[START OF Exercise inputs]

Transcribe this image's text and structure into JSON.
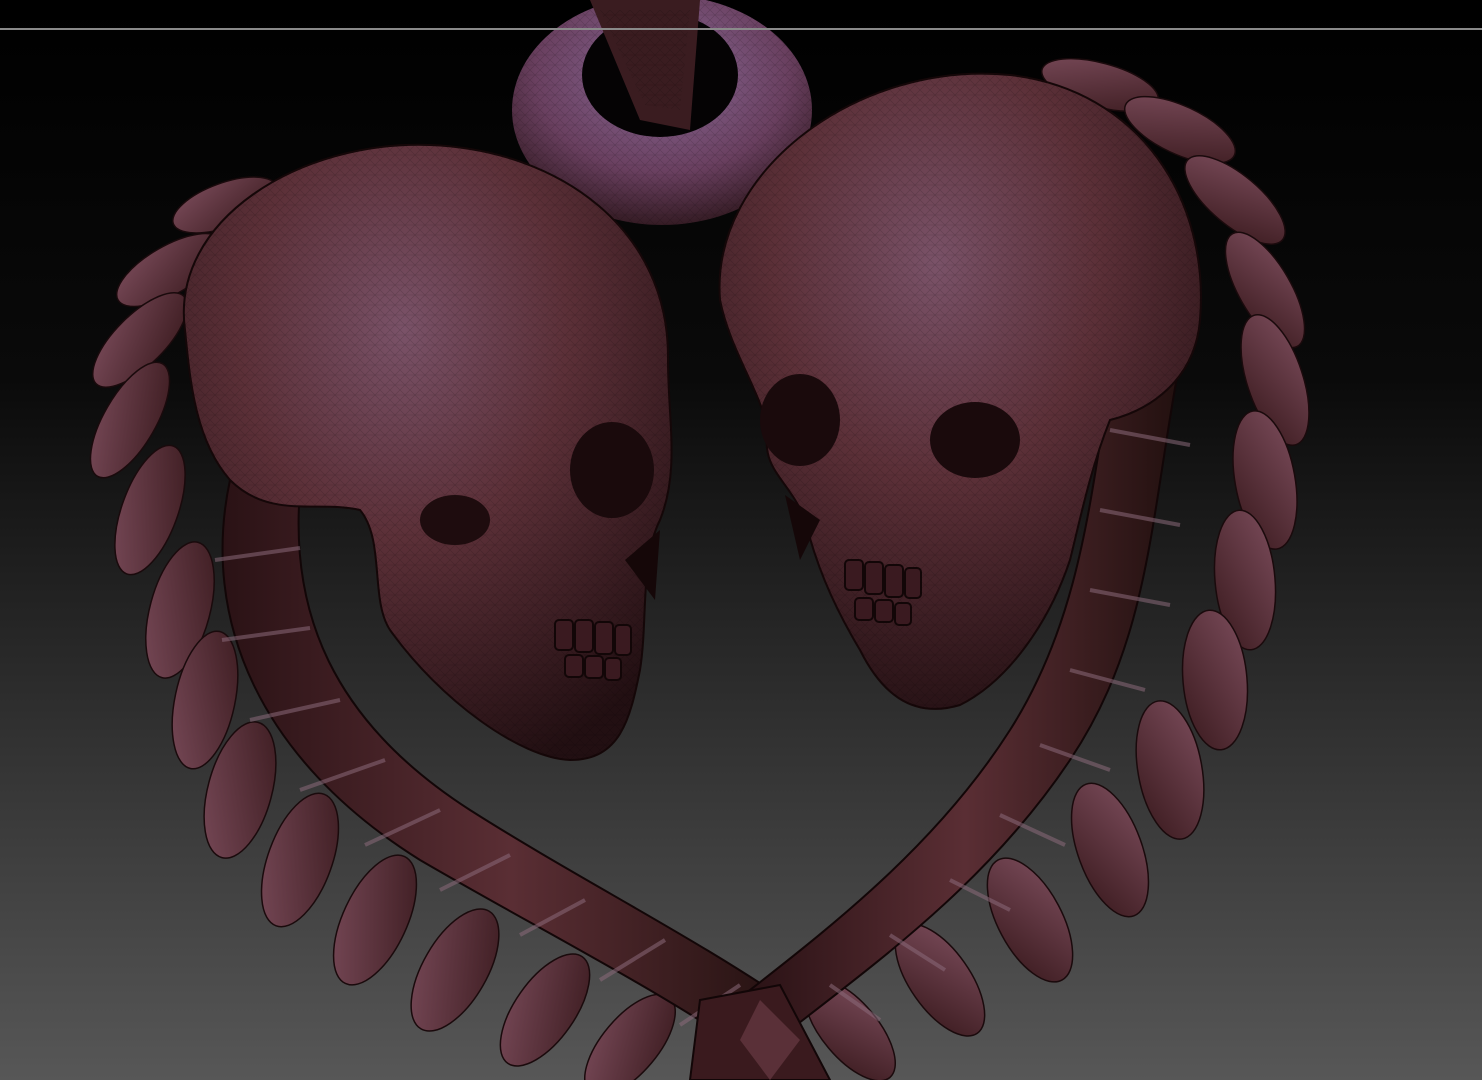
{
  "viewport": {
    "background_top": "#000000",
    "background_bottom": "#555555",
    "frame_line_color": "#8a8a8a"
  },
  "model": {
    "description_icon": "skull-heart-pendant-icon",
    "material_base": "#5a2e2e",
    "material_highlight": "#7e5a78",
    "material_shadow": "#1e0d0f",
    "wireframe": true
  }
}
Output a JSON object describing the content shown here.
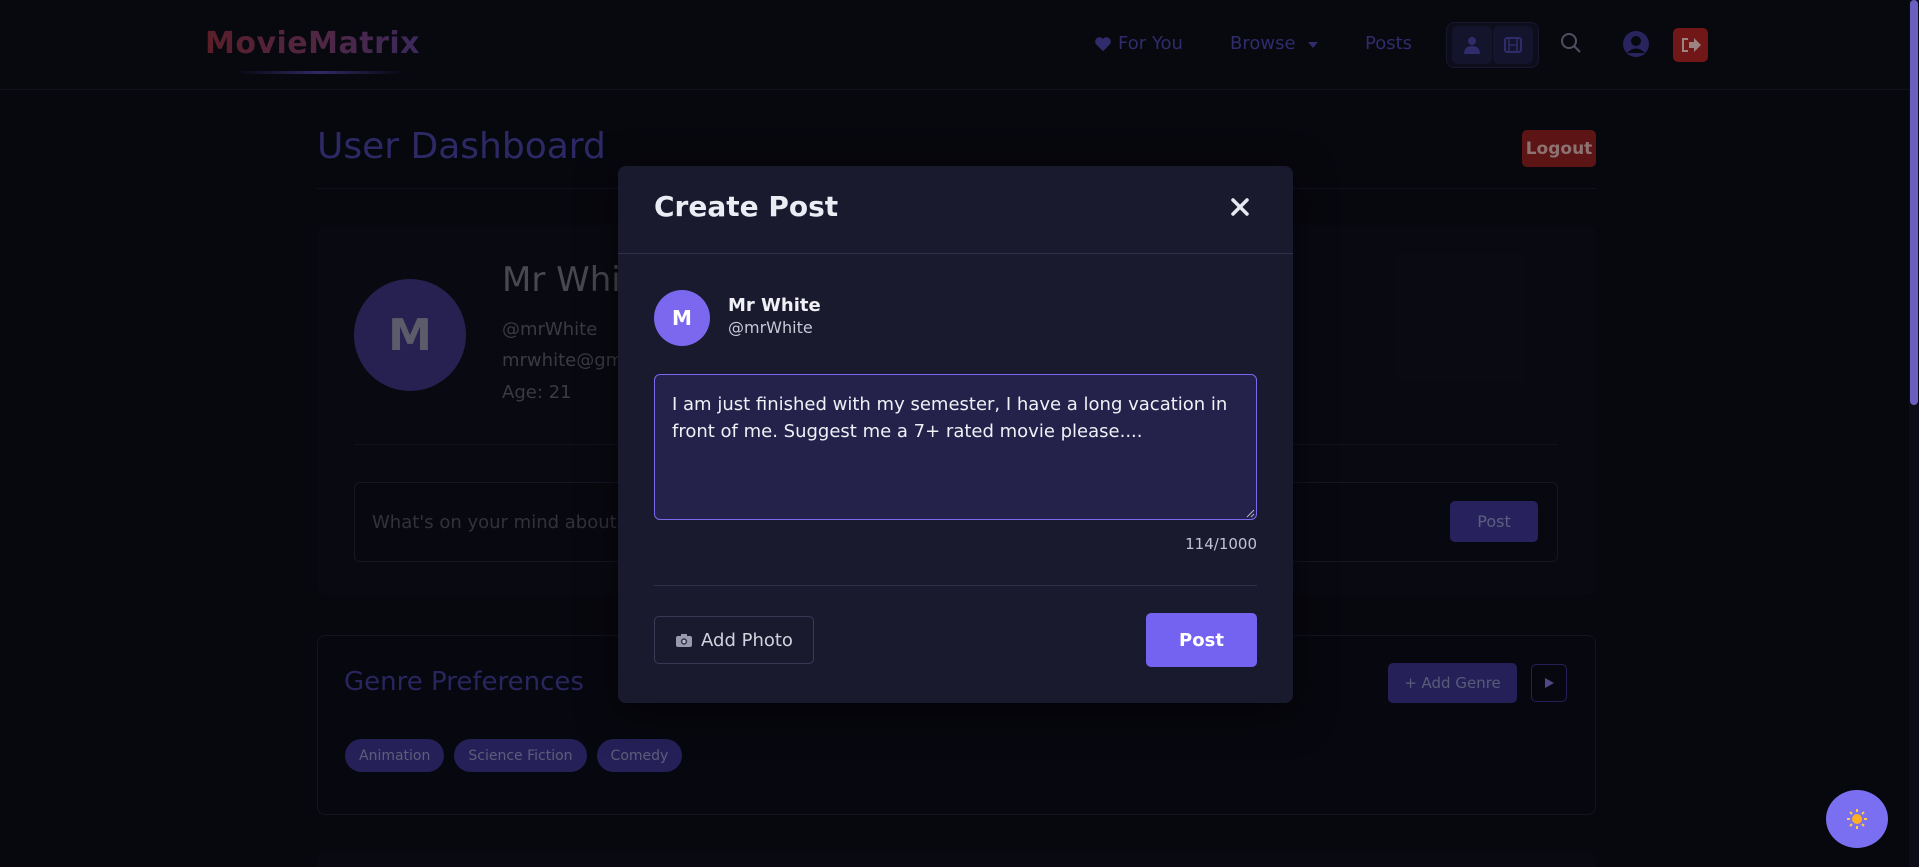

[END OF Exercise inputs]

■ What you are asked to do ■
Copy the data character for character, but drop all pictures from the copy.

■ Full output ■
Transcribe this image's text and structure into JSON.
{
  "viewport": {
    "background_top": "#000000",
    "background_bottom": "#555555",
    "frame_line_color": "#8a8a8a"
  },
  "model": {
    "description_icon": "skull-heart-pendant-icon",
    "material_base": "#5a2e2e",
    "material_highlight": "#7e5a78",
    "material_shadow": "#1e0d0f",
    "wireframe": true
  }
}
Output a JSON object describing the content shown here.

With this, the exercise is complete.